[Bounding box prediction data]
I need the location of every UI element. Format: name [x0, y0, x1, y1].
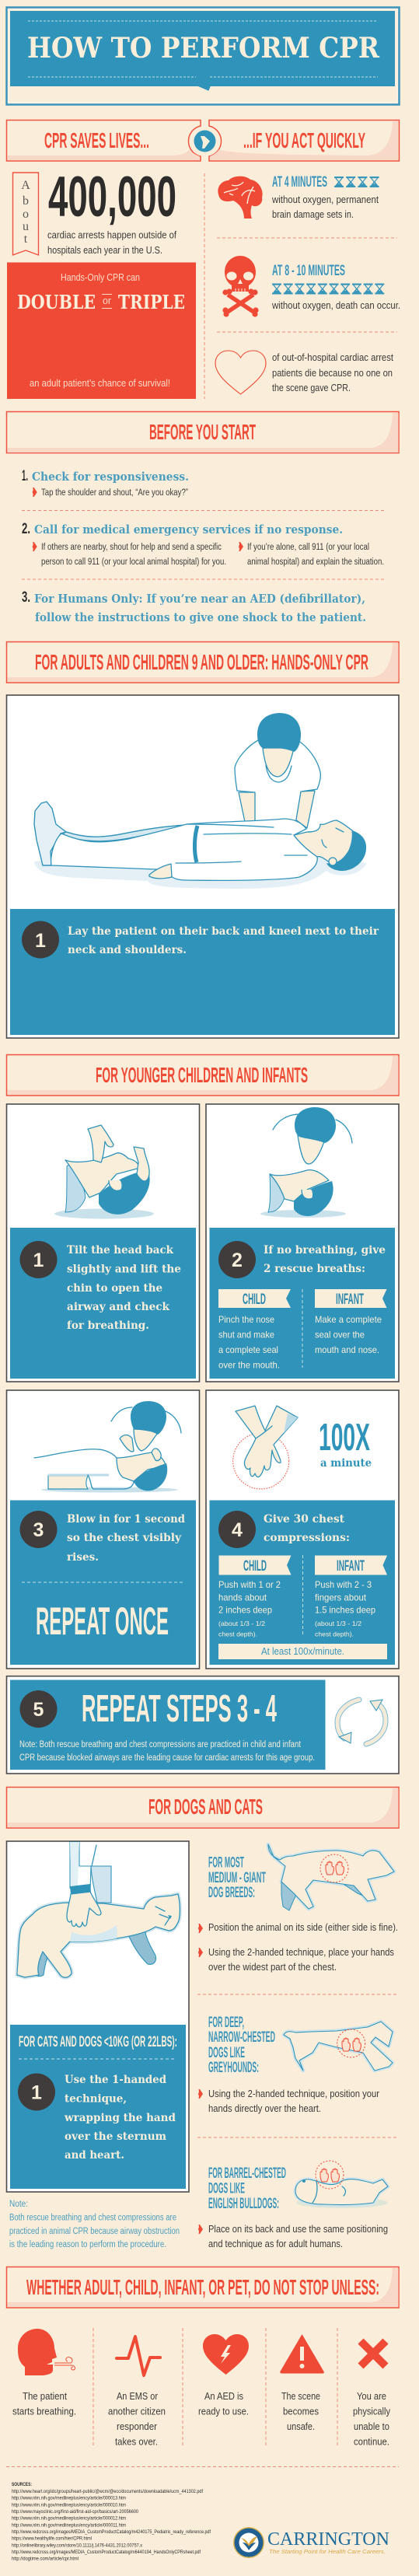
logo: Carrington: The Starting Point for Health Care Careers. — [269, 2548, 386, 2555]
caption box: Lay the patient on their back and kneel next to their — [68, 925, 379, 938]
block: medium to giant dogs — [198, 1844, 398, 1973]
100X a minute: 100X — [319, 1417, 370, 1459]
stop condition: EMS takes over: takes over. — [115, 2437, 158, 2448]
rescuer — [235, 713, 320, 828]
panel: step 5 repeat — [6, 1676, 399, 1774]
panel: step 3 blow — [6, 1390, 199, 1669]
caption box — [10, 1501, 196, 1665]
icon: heart with bolt — [203, 2334, 249, 2375]
banner: CPR saves lives — [6, 120, 400, 161]
rate bar — [218, 1644, 387, 1659]
animal note: Both rescue breathing and chest compressions are — [9, 2213, 176, 2222]
step number 2: 2 — [232, 1250, 243, 1271]
child breath instructions — [218, 1289, 291, 1370]
block: barrel-chested dogs: ENGLISH BULLDOGS: — [208, 2196, 279, 2212]
step number 5 — [20, 1690, 58, 1728]
icon: pulse line — [117, 2337, 160, 2375]
caption box: and heart. — [65, 2149, 124, 2162]
caption box: Tilt the head back — [67, 1244, 173, 1257]
animal note: is the leading reason to perform the procedure. — [9, 2240, 166, 2249]
infant breath instructions: mouth and nose. — [315, 1344, 379, 1355]
caption box: chin to open the — [67, 1282, 162, 1295]
stop condition: patient breathing: The patient — [23, 2391, 67, 2402]
icon: X mark — [361, 2341, 386, 2366]
step 3: For Humans Only: If you’re near an AED (defibrillator), — [34, 592, 365, 606]
child breath instructions: shut and make — [218, 1330, 274, 1340]
arrow icon — [194, 131, 216, 152]
ribbon: About: o — [23, 208, 29, 221]
step 1: Check for responsiveness. — [32, 470, 189, 484]
sources: http://www.heart.org/idc/groups/heart-public/@wcm/@ecc/documents/downloadable/ucm_441302.pdf — [12, 2489, 203, 2494]
step 2: If others are nearby, shout for help and send a specific — [41, 543, 222, 552]
child compressions: (about 1/3 - 1/2 — [218, 1620, 265, 1627]
infant breath instructions: seal over the — [315, 1330, 365, 1340]
stop condition: EMS takes over: An EMS or — [117, 2391, 158, 2402]
step 2: animal hospital) and explain the situation. — [247, 557, 384, 567]
caption box: technique, — [65, 2093, 127, 2106]
stop condition: scene unsafe — [281, 2335, 323, 2432]
step 2: person to call 911 (or your local animal hospital) for you. — [41, 557, 226, 567]
stop condition: scene unsafe: becomes — [283, 2406, 319, 2417]
block: deep narrow-chested dogs: FOR DEEP, — [208, 2015, 244, 2031]
stop condition: physically unable — [353, 2341, 391, 2448]
infant breath instructions: Make a complete — [315, 1314, 382, 1325]
icon: skull and crossbones — [222, 256, 259, 317]
infant breath instructions: INFANT — [336, 1291, 364, 1308]
infant compressions: fingers about — [315, 1592, 367, 1603]
infant compressions — [315, 1555, 387, 1638]
child compressions — [218, 1555, 291, 1638]
big number: 400,000 — [48, 166, 176, 229]
caption box — [10, 909, 395, 1035]
icon: head breathing — [18, 2329, 75, 2375]
caption box — [210, 1501, 395, 1665]
block: at 8-10 minutes — [222, 256, 400, 317]
note: CPR because blocked airways are the leading cause for cardiac arrests for this age group. — [19, 1753, 315, 1763]
stop condition: physically unable: unable to — [354, 2421, 389, 2432]
stop condition: EMS takes over: another citizen — [108, 2406, 166, 2417]
stat: 400,000: hospitals each year in the U.S. — [47, 245, 162, 256]
banner: do not stop unless — [6, 2267, 399, 2308]
block: at 4 minutes — [218, 174, 379, 220]
stop condition: AED ready: An AED is — [204, 2391, 243, 2402]
block: medium to giant dogs: MEDIUM - GIANT — [208, 1870, 266, 1886]
panel: adult hands-only CPR — [6, 695, 399, 1038]
sources: http://www.redcross.org/images/MEDIA_CustomProductCatalog/m4240175_Pediatric_ready_reference.pdf — [12, 2529, 211, 2535]
block: at 4 minutes: brain damage sets in. — [272, 209, 354, 220]
step number 1 — [18, 2073, 55, 2110]
step number 1: 1 — [35, 930, 46, 952]
infant compressions: Push with 2 - 3 — [315, 1579, 372, 1590]
caption box: 2 rescue breaths: — [264, 1263, 365, 1275]
block: deep narrow-chested dogs: hands directly over the heart. — [208, 2103, 321, 2114]
caption box: neck and shoulders. — [68, 944, 187, 956]
ribbon: About: u — [23, 220, 29, 233]
stop condition: physically unable: physically — [353, 2406, 391, 2417]
column divider — [204, 173, 205, 399]
caption box — [210, 1228, 395, 1379]
banner: adults and children — [6, 642, 399, 683]
panel: step 2 rescue breaths — [206, 1104, 399, 1382]
step 3: follow the instructions to give one shock to the patient. — [35, 611, 366, 624]
step number 1: 1 — [33, 1250, 44, 1271]
column dividers — [93, 2328, 337, 2446]
sources: http://www.nlm.nih.gov/medlineplus/ency/article/000013.htm — [12, 2496, 126, 2501]
sources: https://www.healthylife.com/hier/CPR.html — [12, 2536, 92, 2542]
caption box: If no breathing, give — [264, 1244, 386, 1257]
rate bar: At least 100x/minute. — [261, 1646, 344, 1657]
block: medium to giant dogs: Using the 2-handed technique, place your hands — [208, 1947, 394, 1958]
step number 3 — [20, 1511, 58, 1548]
caption box: slightly and lift the — [67, 1263, 181, 1275]
animal note: Note: — [9, 2200, 28, 2209]
description: cardiac arrests happen outside of — [47, 230, 176, 241]
child breath instructions: a complete seal — [218, 1344, 278, 1355]
step number 2 — [218, 1241, 256, 1278]
icon: 4 hourglasses — [334, 177, 379, 187]
block: heart statistic: patients die because no one on — [272, 368, 393, 379]
banner: CPR saves lives: CPR SAVES LIVES... — [44, 128, 149, 152]
red callout: Hands-Only CPR can — [61, 272, 140, 283]
ribbon: About: A — [21, 179, 30, 192]
child compressions: 2 inches deep — [218, 1605, 272, 1616]
banner: before you start: BEFORE YOU START — [149, 420, 256, 444]
block: heart statistic: of out-of-hospital cardiac arrest — [272, 352, 393, 363]
step 2: 2. — [22, 521, 30, 537]
banner: dogs and cats — [6, 1787, 399, 1828]
step 2: Call for medical emergency services if no response. — [34, 523, 343, 537]
block: barrel-chested dogs: DOGS LIKE — [208, 2180, 245, 2197]
sources: http://www.nlm.nih.gov/medlineplus/ency/article/000010.htm — [12, 2502, 126, 2508]
icon: repeat arrows — [337, 1700, 386, 1744]
caption box: rises. — [67, 1551, 99, 1564]
sources: SOURCES: — [12, 2482, 32, 2487]
infant compressions: (about 1/3 - 1/2 — [315, 1620, 361, 1627]
logo emblem — [233, 2527, 264, 2558]
step 1 — [22, 468, 189, 498]
stop condition: AED ready: ready to use. — [198, 2406, 249, 2417]
block: deep narrow-chested dogs — [198, 2015, 393, 2114]
child breath instructions: CHILD — [243, 1291, 266, 1308]
step number 1: 1 — [31, 2082, 42, 2104]
illustration: blowing into mouth — [34, 1401, 181, 1493]
step number 5: 5 — [33, 1699, 44, 1721]
block: heart statistic: the scene gave CPR. — [272, 383, 351, 393]
block: at 8-10 minutes: without oxygen, death can occur. — [271, 300, 400, 311]
caption box: so the chest visibly — [67, 1532, 182, 1544]
block: barrel-chested dogs: and technique as for adult humans. — [208, 2239, 343, 2249]
step number 4: 4 — [232, 1519, 243, 1541]
step 3 — [22, 589, 366, 624]
note — [19, 1740, 315, 1763]
100X a minute: a minute — [320, 1457, 372, 1470]
banner: dogs and cats: FOR DOGS AND CATS — [148, 1795, 263, 1819]
red callout — [7, 263, 196, 399]
banner: younger children — [6, 1054, 399, 1096]
infant compressions: chest depth). — [315, 1630, 354, 1638]
panel: step 4 compressions — [206, 1390, 399, 1669]
icon: 10 hourglasses — [272, 283, 384, 294]
block: deep narrow-chested dogs: GREYHOUNDS: — [208, 2060, 259, 2076]
illustration: head tilt — [54, 1125, 154, 1219]
stop condition: physically unable: continue. — [354, 2437, 389, 2448]
illustration: rescuer and patient — [34, 713, 367, 889]
block: deep narrow-chested dogs: Using the 2-handed technique, position your — [208, 2088, 379, 2099]
red callout: TRIPLE — [118, 291, 185, 313]
child compressions: CHILD — [243, 1558, 267, 1575]
step 3: 3. — [22, 589, 30, 606]
ribbon: About — [12, 173, 39, 255]
stop condition: EMS takes over — [108, 2337, 166, 2448]
sources — [12, 2482, 211, 2562]
caption box: airway and check — [67, 1301, 169, 1313]
infant breath instructions — [315, 1289, 387, 1355]
stop condition: scene unsafe: The scene — [281, 2391, 320, 2402]
step 2: If you’re alone, call 911 (or your local — [247, 543, 369, 552]
checklist — [22, 468, 385, 624]
child breath instructions: over the mouth. — [218, 1359, 280, 1370]
stop condition: EMS takes over: responder — [117, 2421, 157, 2432]
icon: heart outline — [215, 351, 266, 394]
title banner — [6, 8, 400, 104]
sources: http://dogtime.com/article/cpr.html — [12, 2557, 79, 2562]
step number 4 — [218, 1511, 256, 1548]
caption box — [10, 1228, 196, 1379]
block: at 4 minutes: without oxygen, permanent — [271, 194, 379, 205]
panel: step 1 tilt head — [6, 1104, 199, 1382]
caption box: FOR CATS AND DOGS <10KG (OR 22LBS): — [19, 2034, 177, 2050]
caption box: Give 30 chest — [264, 1513, 345, 1526]
block: medium to giant dogs: over the widest part of the chest. — [208, 1962, 337, 1973]
stop condition: AED ready — [198, 2334, 249, 2417]
title text: HOW TO PERFORM CPR — [27, 32, 380, 65]
caption box — [10, 2025, 186, 2189]
animal note: practiced in animal CPR because airway obstruction — [9, 2227, 180, 2236]
stop condition: patient breathing — [12, 2329, 76, 2417]
sources: http://www.mayoclinic.org/first-aid/first-aid-cpr/basics/art-20056600 — [12, 2509, 138, 2515]
red callout: an adult patient’s chance of survival! — [30, 378, 170, 389]
caption box: over the sternum — [65, 2130, 166, 2143]
stop condition: scene unsafe: unsafe. — [287, 2421, 315, 2432]
caption box: for breathing. — [67, 1319, 149, 1332]
stop condition: physically unable: You are — [357, 2391, 386, 2402]
logo: Carrington — [233, 2527, 389, 2558]
block: barrel-chested dogs: Place on its back and use the same positioning — [208, 2224, 388, 2235]
block: medium to giant dogs: DOG BREEDS: — [208, 1885, 255, 1901]
caption box: Use the 1-handed — [65, 2074, 166, 2086]
step 1: 1. — [22, 468, 28, 484]
block: deep narrow-chested dogs: NARROW-CHESTED — [208, 2029, 275, 2046]
step 1: Tap the shoulder and shout, “Are you okay?” — [41, 488, 188, 498]
red callout: DOUBLE — [17, 291, 96, 313]
stop condition: patient breathing: starts breathing. — [12, 2406, 76, 2417]
block: medium to giant dogs: Position the animal on its side (either side is fine). — [208, 1922, 398, 1933]
panel: cats and small dogs — [6, 1841, 189, 2192]
illustration: hand on cat — [17, 1842, 180, 1977]
stat: 400,000 — [12, 166, 176, 256]
patient — [34, 802, 366, 880]
illustration: bulldog on back — [295, 2161, 388, 2208]
step number 1 — [20, 1241, 58, 1278]
infant compressions: INFANT — [337, 1558, 365, 1575]
sources: http://www.nlm.nih.gov/medlineplus/ency/article/000011.htm — [12, 2522, 126, 2528]
block: medium to giant dogs: FOR MOST — [208, 1855, 244, 1871]
red callout: or — [103, 295, 111, 306]
caption box: Blow in for 1 second — [67, 1513, 185, 1526]
banner: before you start — [6, 412, 399, 453]
block: barrel-chested dogs: FOR BARREL-CHESTED — [208, 2165, 286, 2182]
infant compressions: 1.5 inches deep — [315, 1605, 375, 1616]
icon: brain — [218, 177, 263, 218]
child compressions: hands about — [218, 1592, 267, 1603]
sources: http://www.nlm.nih.gov/medlineplus/ency/article/000012.htm — [12, 2516, 126, 2522]
note: Note: Both rescue breathing and chest compressions are practiced in child and infant — [19, 1740, 302, 1749]
child breath instructions: Pinch the nose — [218, 1314, 274, 1325]
100X a minute — [319, 1417, 372, 1470]
block: at 4 minutes: AT 4 MINUTES — [272, 174, 327, 190]
icon: warning triangle — [281, 2335, 323, 2373]
ribbon: About: t — [24, 232, 28, 246]
ribbon: About: b — [23, 194, 29, 208]
step 2 — [22, 521, 384, 567]
sources: http://onlinelibrary.wiley.com/store/10.1111/j.1476-4431.2012.00757.x — [12, 2543, 143, 2548]
child compressions: Push with 1 or 2 — [218, 1579, 281, 1590]
step number 3: 3 — [33, 1519, 44, 1541]
sources: http://www.redcross.org/images/MEDIA_CustomProductCatalog/m6440194_HandsOnlyCPRsheet.pdf — [12, 2550, 201, 2555]
block: barrel-chested dogs — [198, 2161, 388, 2249]
illustration: greyhound — [284, 2022, 393, 2071]
child compressions: chest depth). — [218, 1630, 257, 1638]
block: at 8-10 minutes: AT 8 - 10 MINUTES — [272, 263, 345, 279]
caption box: REPEAT ONCE — [36, 1599, 169, 1643]
step number 1 — [22, 921, 59, 958]
caption box: wrapping the hand — [64, 2112, 176, 2124]
caption box: compressions: — [264, 1532, 350, 1544]
block: heart statistic — [215, 351, 393, 394]
logo: Carrington: CARRINGTON — [267, 2529, 389, 2550]
animal note — [9, 2200, 180, 2249]
block: deep narrow-chested dogs: DOGS LIKE — [208, 2045, 245, 2061]
illustration: hands with target circle — [233, 1406, 298, 1489]
illustration: rescue breath — [260, 1107, 352, 1218]
illustration: dog on side — [268, 1844, 394, 1910]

## Assignment
For the string "saves", search the preceding data and copy every line that includes it.

## Answer for the task
banner: CPR saves lives — [6, 120, 400, 161]
banner: CPR saves lives: CPR SAVES LIVES... — [44, 128, 149, 152]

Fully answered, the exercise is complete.